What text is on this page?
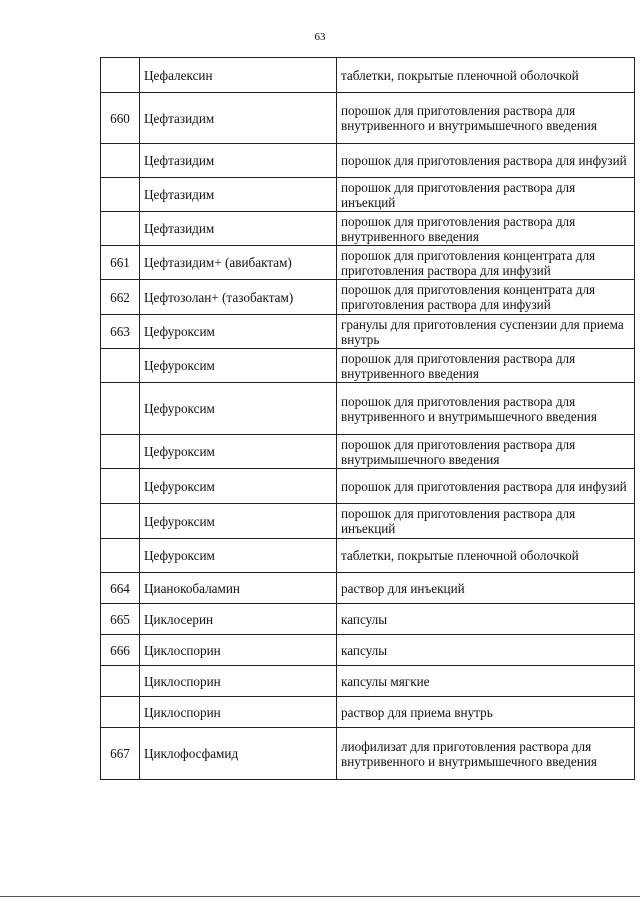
63
	Цефалексин	таблетки, покрытые пленочной оболочкой
660	Цефтазидим	порошок для приготовления раствора для внутривенного и внутримышечного введения
	Цефтазидим	порошок для приготовления раствора для инфузий
	Цефтазидим	порошок для приготовления раствора для инъекций
	Цефтазидим	порошок для приготовления раствора для внутривенного введения
661	Цефтазидим+ (авибактам)	порошок для приготовления концентрата для приготовления раствора для инфузий
662	Цефтозолан+ (тазобактам)	порошок для приготовления концентрата для приготовления раствора для инфузий
663	Цефуроксим	гранулы для приготовления суспензии для приема внутрь
	Цефуроксим	порошок для приготовления раствора для внутривенного введения
	Цефуроксим	порошок для приготовления раствора для внутривенного и внутримышечного введения
	Цефуроксим	порошок для приготовления раствора для внутримышечного введения
	Цефуроксим	порошок для приготовления раствора для инфузий
	Цефуроксим	порошок для приготовления раствора для инъекций
	Цефуроксим	таблетки, покрытые пленочной оболочкой
664	Цианокобаламин	раствор для инъекций
665	Циклосерин	капсулы
666	Циклоспорин	капсулы
	Циклоспорин	капсулы мягкие
	Циклоспорин	раствор для приема внутрь
667	Циклофосфамид	лиофилизат для приготовления раствора для внутривенного и внутримышечного введения
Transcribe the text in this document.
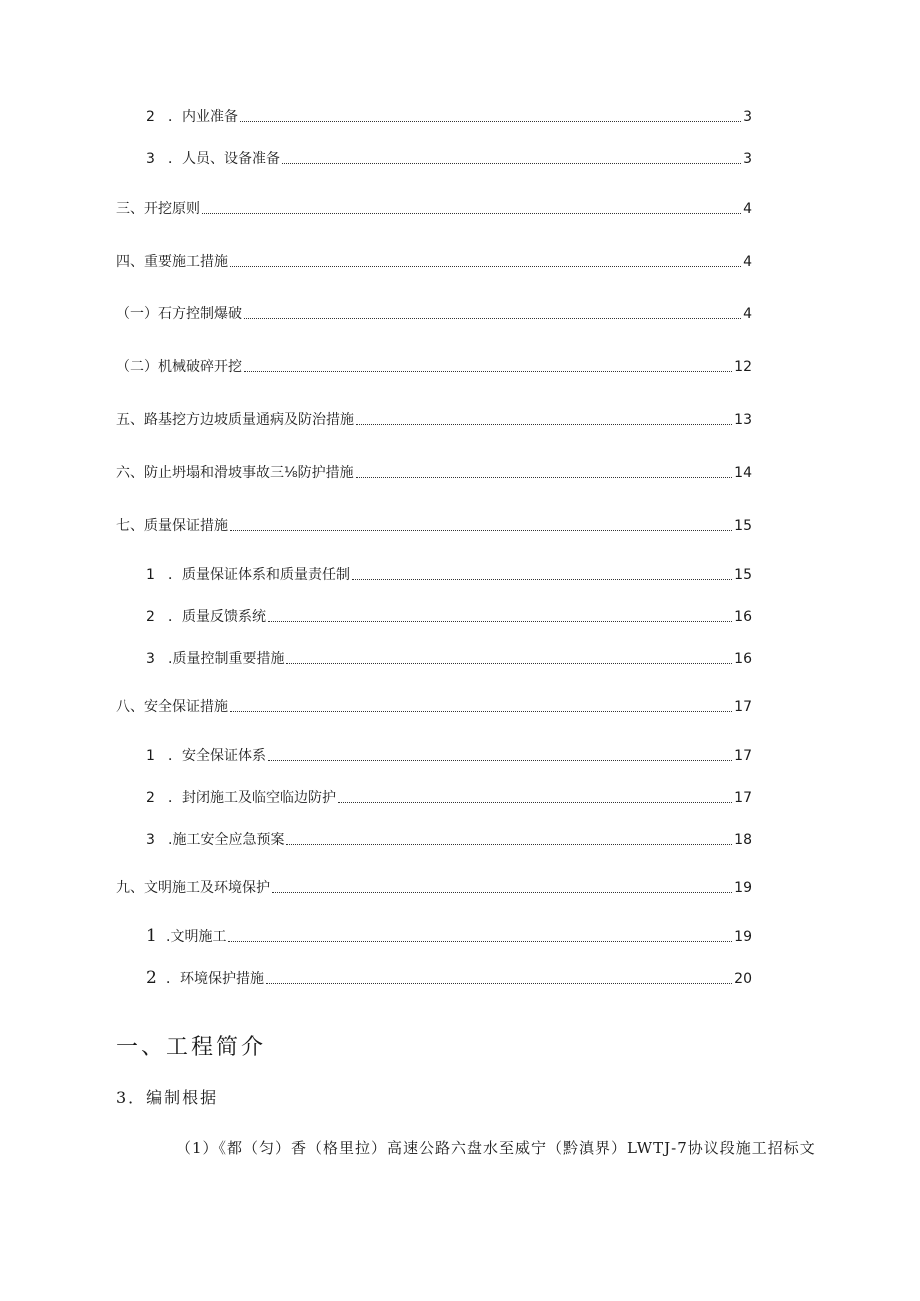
2 ．内业准备	3
3 ．人员、设备准备	3
三、开挖原则	4
四、重要施工措施	4
（一）石方控制爆破	4
（二）机械破碎开挖	12
五、路基挖方边坡质量通病及防治措施	13
六、防止坍塌和滑坡事故三⅛防护措施	14
七、质量保证措施	15
1 ．质量保证体系和质量责任制	15
2 ．质量反馈系统	16
3 .质量控制重要措施	16
八、安全保证措施	17
1 ．安全保证体系	17
2 ．封闭施工及临空临边防护	17
3 .施工安全应急预案	18
九、文明施工及环境保护	19
1 .文明施工	19
2 ．环境保护措施	20
一、工程简介
3．编制根据
（1）《都（匀）香（格里拉）高速公路六盘水至威宁（黔滇界）LWTJ-7协议段施工招标文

□ □ □ □ □

Instructions for the task:
Quote every entry exactly, with the pictures omitted.

Final answer:
What text is on this page?
63
	Цефалексин	таблетки, покрытые пленочной оболочкой
660	Цефтазидим	порошок для приготовления раствора для внутривенного и внутримышечного введения
	Цефтазидим	порошок для приготовления раствора для инфузий
	Цефтазидим	порошок для приготовления раствора для инъекций
	Цефтазидим	порошок для приготовления раствора для внутривенного введения
661	Цефтазидим+ (авибактам)	порошок для приготовления концентрата для приготовления раствора для инфузий
662	Цефтозолан+ (тазобактам)	порошок для приготовления концентрата для приготовления раствора для инфузий
663	Цефуроксим	гранулы для приготовления суспензии для приема внутрь
	Цефуроксим	порошок для приготовления раствора для внутривенного введения
	Цефуроксим	порошок для приготовления раствора для внутривенного и внутримышечного введения
	Цефуроксим	порошок для приготовления раствора для внутримышечного введения
	Цефуроксим	порошок для приготовления раствора для инфузий
	Цефуроксим	порошок для приготовления раствора для инъекций
	Цефуроксим	таблетки, покрытые пленочной оболочкой
664	Цианокобаламин	раствор для инъекций
665	Циклосерин	капсулы
666	Циклоспорин	капсулы
	Циклоспорин	капсулы мягкие
	Циклоспорин	раствор для приема внутрь
667	Циклофосфамид	лиофилизат для приготовления раствора для внутривенного и внутримышечного введения
Transcribe the text in this document.
2 ．内业准备	3
3 ．人员、设备准备	3
三、开挖原则	4
四、重要施工措施	4
（一）石方控制爆破	4
（二）机械破碎开挖	12
五、路基挖方边坡质量通病及防治措施	13
六、防止坍塌和滑坡事故三⅛防护措施	14
七、质量保证措施	15
1 ．质量保证体系和质量责任制	15
2 ．质量反馈系统	16
3 .质量控制重要措施	16
八、安全保证措施	17
1 ．安全保证体系	17
2 ．封闭施工及临空临边防护	17
3 .施工安全应急预案	18
九、文明施工及环境保护	19
1 .文明施工	19
2 ．环境保护措施	20
一、工程简介
3．编制根据
（1）《都（匀）香（格里拉）高速公路六盘水至威宁（黔滇界）LWTJ-7协议段施工招标文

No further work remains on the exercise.